The inflated hydrogel actuators were capable of rapid expansion by harnessing the snap-through instability triggered at 70 °C. The actuation kinetics of the inflated hydrogel actuators with different ΔV are shown in Fig. 4e. The radial expansion strain of hydrogel actuators increased with the increase of ΔV, while all curves of the hydrogel actuator were S-shaped (Fig. S12a), indicating that there was a rapid deformation stage during the actuation process corresponding to the peak of the actuation speed. The actuation speed of the hydrogel actuator significantly increased with increasing ΔV values (Fig. 4f). When ΔV was 0.9 mL, the actuation speed of the hydrogel actuator reached 200% s⁻¹. Since the pressure and volume of a given number of gas molecules in the system were inversely proportional, the pressure of the hydrogel actuator concomitantly decreased from 14.6 to 2.3 kPa within 10 s and finally stabilized at 1.3 kPa. (Fig. S12b). The relationship between the volume and pressure of the hydrogel actuator (ΔV, 0.9 mL) during the expansion process is shown in Fig. 4g. The final V_H of the hydrogel actuator was 1.43 mL, which was 50 times the initial V_H (0.026 mL).

To clarify the actuation mechanism of our PAM, we compared the measured pressure–V_H curve to the theoretical curve calculated by the ideal gas equation. We found that the experimental data deviated from the ideal gas equation, resulting in a larger final V_H. To explain this phenomenon, we hypothesized that the hydrogel actuator could be powered by both thermal expansion of the gas inside the actuator and evaporation of water from its internal surface of hydrogel actuator. To test this hypothesis, we conducted a control experiment by replacing the air in the hydrogel actuator with an equal amount of water and retaining the air in the chamber during actuation. In this case, the pressure–V_H curve of the water-filled hydrogel actuator was consistent with the theoretical prediction, indicating that the expansion of the hydrogel was driven only by the snap-through instability. But in general, we should consider the thermal expansion of the air in the hydrogel actuator at 70 °C (1.17 times that at 20 °C). Therefore, the actuation of our PAM was driven by a combination of properties afforded by the hydrogel actuator; namely snap-through instability, thermal expansion of trapped air, and water evaporation from the inner surface.

The actuation speed and the time to reach 90% maximum strain of our PAMs were compared to those of natural muscles and reported works (Fig. 4h). Liquid-to-gas transition-based PAMs²⁰ and untethered McKibben PAMs¹⁰ could complete the expansion and contraction, respectively, after more than ten seconds, but the actuation speed was limited by the lack of a bistable mechanism. The dielectric elastomer actuator exhibited bistable deformation under electrical stimulation, but the inherent viscosity of the dielectric elastomers limited their expansion speed under applied voltage²³. In addition, the system required the connection of a chamber 5–10 times the volume of the actuator, restricting its integrated application. The solvent-responsive coil-shaped hydrogels showed large actuation strain, but their actuation speed was still limited by the permeation speed of solvent molecules²⁶. The selectively permeable membrane enabled the turgor hydrogel a huge expansion actuation force, but was not conducive to the penetration rate of water molecules²⁵. Uniaxial fibrillar hydrogel actuators improved actuation speed by reducing the permeation path of water (130% s⁻¹), which decreased sharply with the increase of swelling ratio, resulting in a great extension of the actuation time.³⁸ Although the actuation speed of natural skeletal muscles was lower than that of our hydrogel actuators, it took less time to complete the actuation because the actuation strain of the muscles was typically only about 20%. Benefiting from the combined effect of the snap-through instability, thermal expansion of the gas inside the actuator, and evaporation of water on the internal surface of the hydrogel actuator, our untethered PAM achieved an actuation strain speed of up to 200% s⁻¹. In addition, the compressibility and flowability of air enabled the hydrogel actuator to quickly equalize air pressure within the untethered PAM.
========
## Requirement a:
Answer these questions using the excerpt on hydrogel actuators:
(i) What actuation speed did the hydrogel actuator reach when ΔV was 0.9 mL?
(ii) In the control experiment, what replaced the air in the hydrogel actuator?
(iii) What was the typical actuation strain of natural skeletal muscles?
========
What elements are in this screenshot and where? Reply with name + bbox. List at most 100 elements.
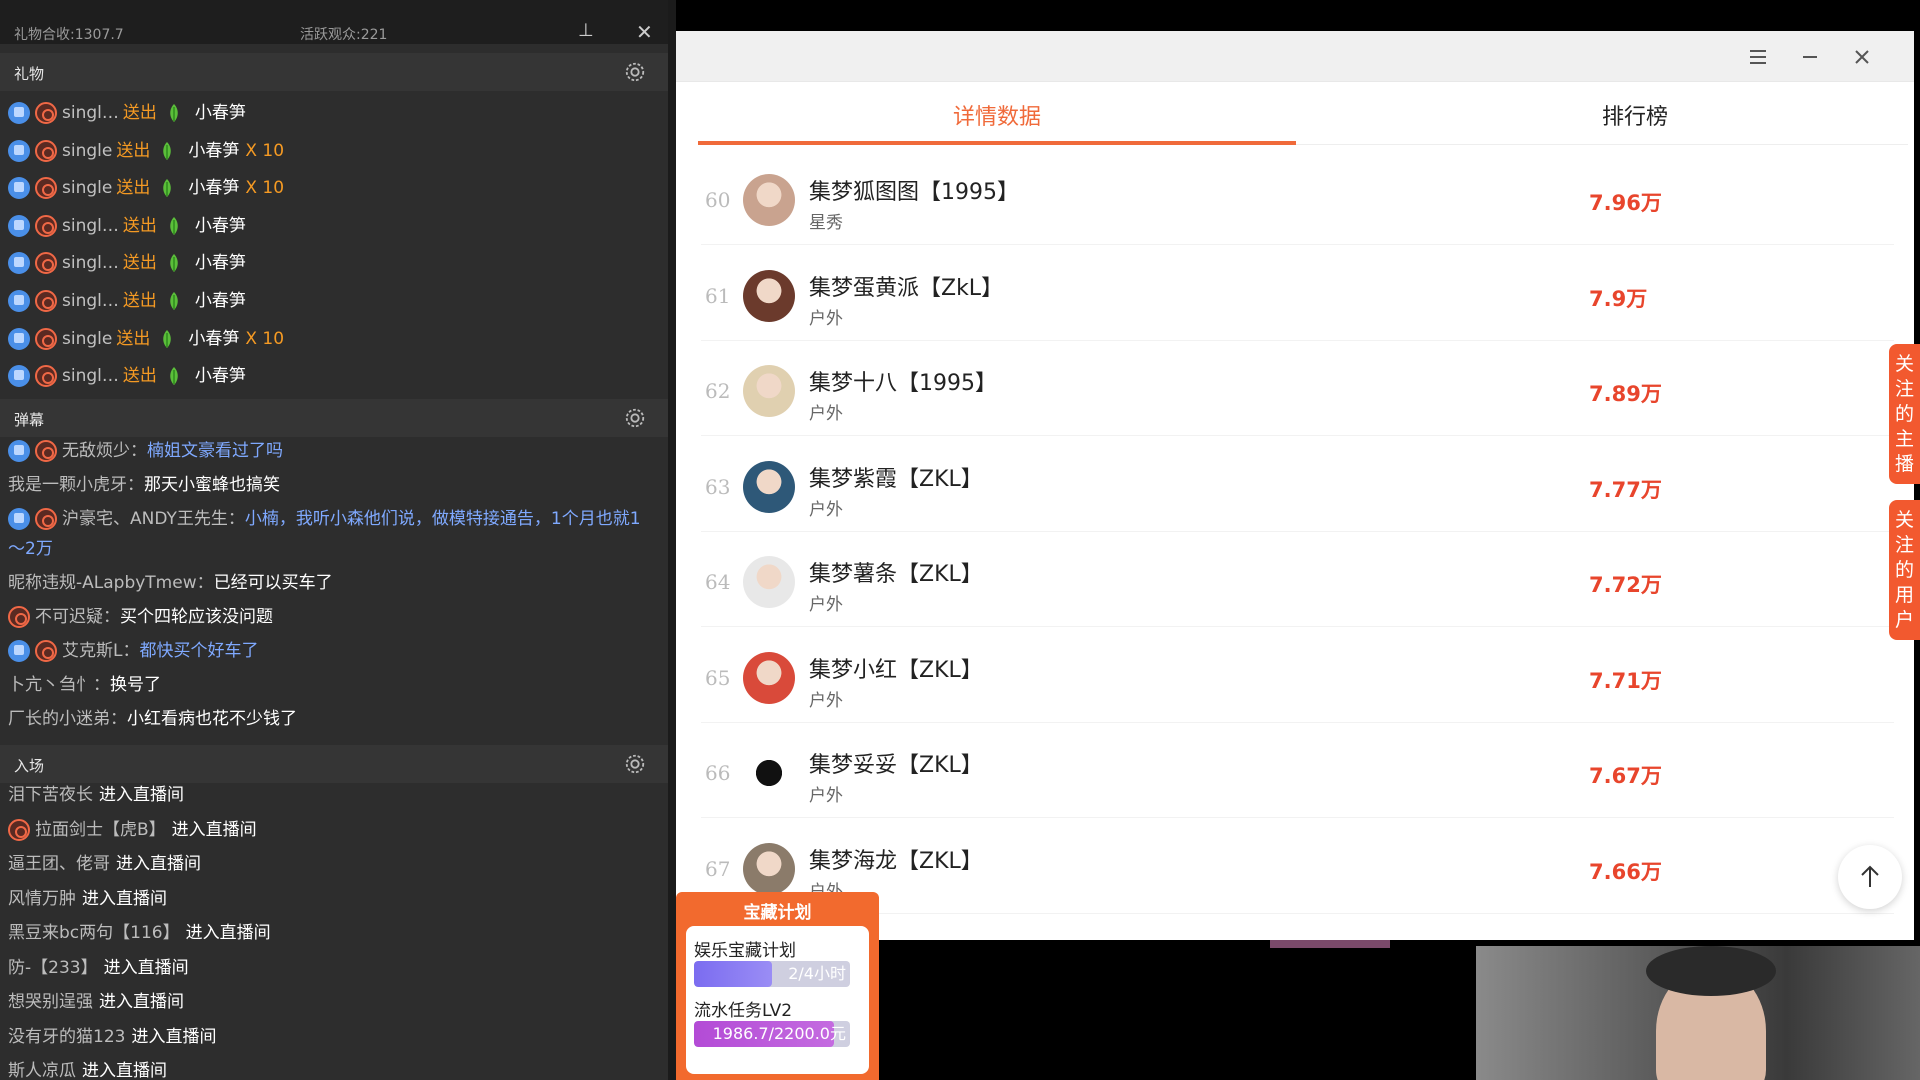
gift-row: singl… 送出 小春笋 (8, 286, 252, 316)
gift-user: singl… (62, 366, 119, 387)
rank-row[interactable]: 65 集梦小红【ZKL】 户外 7.71万 (701, 628, 1894, 723)
rank-row[interactable]: 61 集梦蛋黄派【ZkL】 户外 7.9万 (701, 246, 1894, 341)
danmu-user: 无敌烦少： (62, 441, 147, 461)
gift-action: 送出 (122, 366, 157, 387)
treasure-item1-value: 2/4小时 (788, 964, 846, 983)
treasure-item1-progress: 2/4小时 (694, 961, 850, 987)
enter-text: 进入直播间 (103, 957, 189, 978)
rank-number: 66 (705, 761, 731, 785)
tab-leaderboard[interactable]: 排行榜 (1336, 93, 1914, 145)
sprout-gift-icon (167, 216, 181, 236)
anchor-category: 户外 (809, 308, 843, 329)
back-to-top-button[interactable] (1838, 845, 1902, 909)
enter-user: 逼王团、佬哥 (8, 854, 110, 874)
rank-row[interactable]: 66 集梦妥妥【ZKL】 户外 7.67万 (701, 723, 1894, 818)
gift-user: singl… (62, 291, 119, 311)
level-badge-icon (35, 139, 57, 162)
rank-row[interactable]: 集梦李文亮【ZKL】 (701, 914, 1894, 940)
gift-name: 小春笋 (194, 366, 246, 387)
rank-row[interactable]: 60 集梦狐图图【1995】 星秀 7.96万 (701, 150, 1894, 245)
treasure-plan-widget[interactable]: 宝藏计划 娱乐宝藏计划 2/4小时 流水任务LV2 1986.7/2200.0元 (676, 892, 879, 1080)
gear-icon[interactable] (624, 753, 646, 775)
fan-badge-icon (8, 440, 30, 462)
rank-number: 65 (705, 665, 731, 690)
anchor-name: 集梦狐图图【1995】 (809, 180, 1019, 205)
pin-icon[interactable]: ⊥ (578, 20, 594, 41)
gift-user: single (62, 178, 113, 199)
avatar (743, 460, 795, 513)
rank-row[interactable]: 64 集梦薯条【ZKL】 户外 7.72万 (701, 532, 1894, 627)
enter-user: 拉面剑士【虎B】 (35, 819, 166, 840)
enter-text: 进入直播间 (171, 819, 257, 840)
fan-badge-icon (8, 365, 30, 388)
treasure-item2-label: 流水任务LV2 (694, 1001, 793, 1021)
anchor-value: 7.9万 (1589, 286, 1648, 311)
gear-icon[interactable] (624, 61, 646, 83)
enter-text: 进入直播间 (82, 888, 167, 909)
danmu-text: 换号了 (110, 675, 161, 695)
gift-name: 小春笋 (188, 140, 240, 161)
level-badge-icon (35, 102, 57, 124)
gift-section-title: 礼物 (14, 65, 45, 83)
close-icon[interactable] (1846, 41, 1878, 73)
danmu-text: 小红看病也花不少钱了 (127, 709, 297, 729)
anchor-value: 7.66万 (1589, 859, 1662, 884)
rank-row[interactable]: 63 集梦紫霞【ZKL】 户外 7.77万 (701, 437, 1894, 532)
ranking-window: 详情数据 排行榜 60 集梦狐图图【1995】 星秀 7.96万 61 集梦蛋黄派【ZkL… (676, 31, 1914, 940)
enter-text: 进入直播间 (116, 854, 201, 874)
enter-message: 想哭别逞强 进入直播间 (8, 987, 648, 1017)
level-badge-icon (35, 214, 57, 237)
enter-message: 黑豆来bc两句【116】 进入直播间 (8, 918, 648, 948)
fan-badge-icon (8, 290, 30, 312)
gift-user: singl… (62, 253, 119, 274)
divider-strip (668, 0, 676, 1080)
enter-user: 斯人凉瓜 (8, 1061, 76, 1080)
fan-badge-icon (8, 214, 30, 237)
avatar (743, 174, 795, 226)
minimize-icon[interactable] (1794, 41, 1826, 73)
fan-badge-icon (8, 327, 30, 350)
anchor-value: 7.67万 (1589, 764, 1662, 788)
enter-message: 逼王团、佬哥 进入直播间 (8, 849, 648, 879)
danmu-section-title: 弹幕 (14, 411, 45, 429)
danmu-text: 已经可以买车了 (213, 573, 333, 593)
rank-number: 64 (705, 570, 731, 594)
gift-count: X 10 (245, 178, 285, 199)
gift-name: 小春笋 (188, 328, 240, 349)
rank-row[interactable]: 67集梦海龙【ZKL】户外7.66万 (701, 819, 1894, 914)
treasure-item2-value: 1986.7/2200.0元 (712, 1024, 846, 1043)
followed-anchors-tab[interactable]: 关注的主播 (1889, 344, 1920, 484)
anchor-name: 集梦紫霞【ZKL】 (809, 466, 983, 492)
stats-strip: 礼物合收:1307.7 活跃观众:221 ⊥ ✕ (0, 0, 668, 44)
active-viewers: 活跃观众:221 (300, 27, 388, 43)
enter-text: 进入直播间 (82, 1061, 167, 1080)
gift-action: 送出 (116, 178, 151, 199)
gift-name: 小春笋 (194, 291, 246, 311)
avatar (743, 842, 795, 895)
anchor-value: 7.72万 (1589, 573, 1662, 597)
level-badge-icon (35, 177, 57, 200)
live-assistant-panel: 礼物合收:1307.7 活跃观众:221 ⊥ ✕ 礼物 singl… 送出 小春笋 s… (0, 0, 668, 1080)
gear-icon[interactable] (624, 407, 646, 429)
gift-count: X 10 (245, 328, 285, 349)
tab-details[interactable]: 详情数据 (698, 93, 1296, 145)
followed-users-tab[interactable]: 关注的用户 (1889, 500, 1920, 640)
gift-action: 送出 (122, 215, 157, 236)
anchor-name: 集梦海龙【ZKL】 (809, 848, 983, 874)
fan-badge-icon (8, 252, 30, 275)
close-icon[interactable]: ✕ (636, 20, 653, 44)
anchor-name: 集梦小红【ZKL】 (809, 657, 983, 683)
enter-message: 泪下苦夜长 进入直播间 (8, 780, 648, 810)
gift-count: X 10 (245, 140, 285, 161)
level-badge-icon (8, 818, 30, 841)
sprout-gift-icon (167, 366, 181, 386)
gift-user: singl… (62, 103, 119, 123)
menu-icon[interactable] (1742, 41, 1774, 73)
fan-badge-icon (8, 508, 30, 530)
danmu-section-header: 弹幕 (0, 399, 668, 437)
enter-user: 风情万肿 (8, 888, 76, 909)
danmu-user: 昵称违规-ALapbyTmew： (8, 573, 214, 593)
danmu-text: 楠姐文豪看过了吗 (147, 441, 283, 461)
rank-row[interactable]: 62 集梦十八【1995】 户外 7.89万 (701, 341, 1894, 436)
danmu-message: 厂长的小迷弟：小红看病也花不少钱了 (8, 704, 648, 734)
========
## Requirement b:
In the records, switch "gift-user" to "gift-sender" in everything from the line containing "gift-row: singl… 送出 小春笋 (8, 286, 252, 316)" down to the line containing "rank-row[interactable]: 60 集梦狐图图【1995】", and give only those lines with nothing else changed.

## Result a:
(i) 200% s⁻¹
(ii) An equal amount of water
(iii) About 20%

## Result b:
gift-row: singl… 送出 小春笋 (8, 286, 252, 316)
gift-sender: singl… (62, 366, 119, 387)
rank-row[interactable]: 65 集梦小红【ZKL】 户外 7.71万 (701, 628, 1894, 723)
rank-row[interactable]: 61 集梦蛋黄派【ZkL】 户外 7.9万 (701, 246, 1894, 341)
danmu-user: 无敌烦少： (62, 441, 147, 461)
gift-action: 送出 (122, 366, 157, 387)
treasure-item1-value: 2/4小时 (788, 964, 846, 983)
treasure-item1-progress: 2/4小时 (694, 961, 850, 987)
enter-text: 进入直播间 (103, 957, 189, 978)
rank-number: 66 (705, 761, 731, 785)
tab-leaderboard[interactable]: 排行榜 (1336, 93, 1914, 145)
sprout-gift-icon (167, 216, 181, 236)
anchor-category: 户外 (809, 308, 843, 329)
back-to-top-button[interactable] (1838, 845, 1902, 909)
enter-user: 逼王团、佬哥 (8, 854, 110, 874)
rank-row[interactable]: 66 集梦妥妥【ZKL】 户外 7.67万 (701, 723, 1894, 818)
gift-sender: singl… (62, 291, 119, 311)
level-badge-icon (35, 139, 57, 162)
rank-row[interactable]: 集梦李文亮【ZKL】 (701, 914, 1894, 940)
gift-name: 小春笋 (194, 366, 246, 387)
rank-row[interactable]: 60 集梦狐图图【1995】 星秀 7.96万 (701, 150, 1894, 245)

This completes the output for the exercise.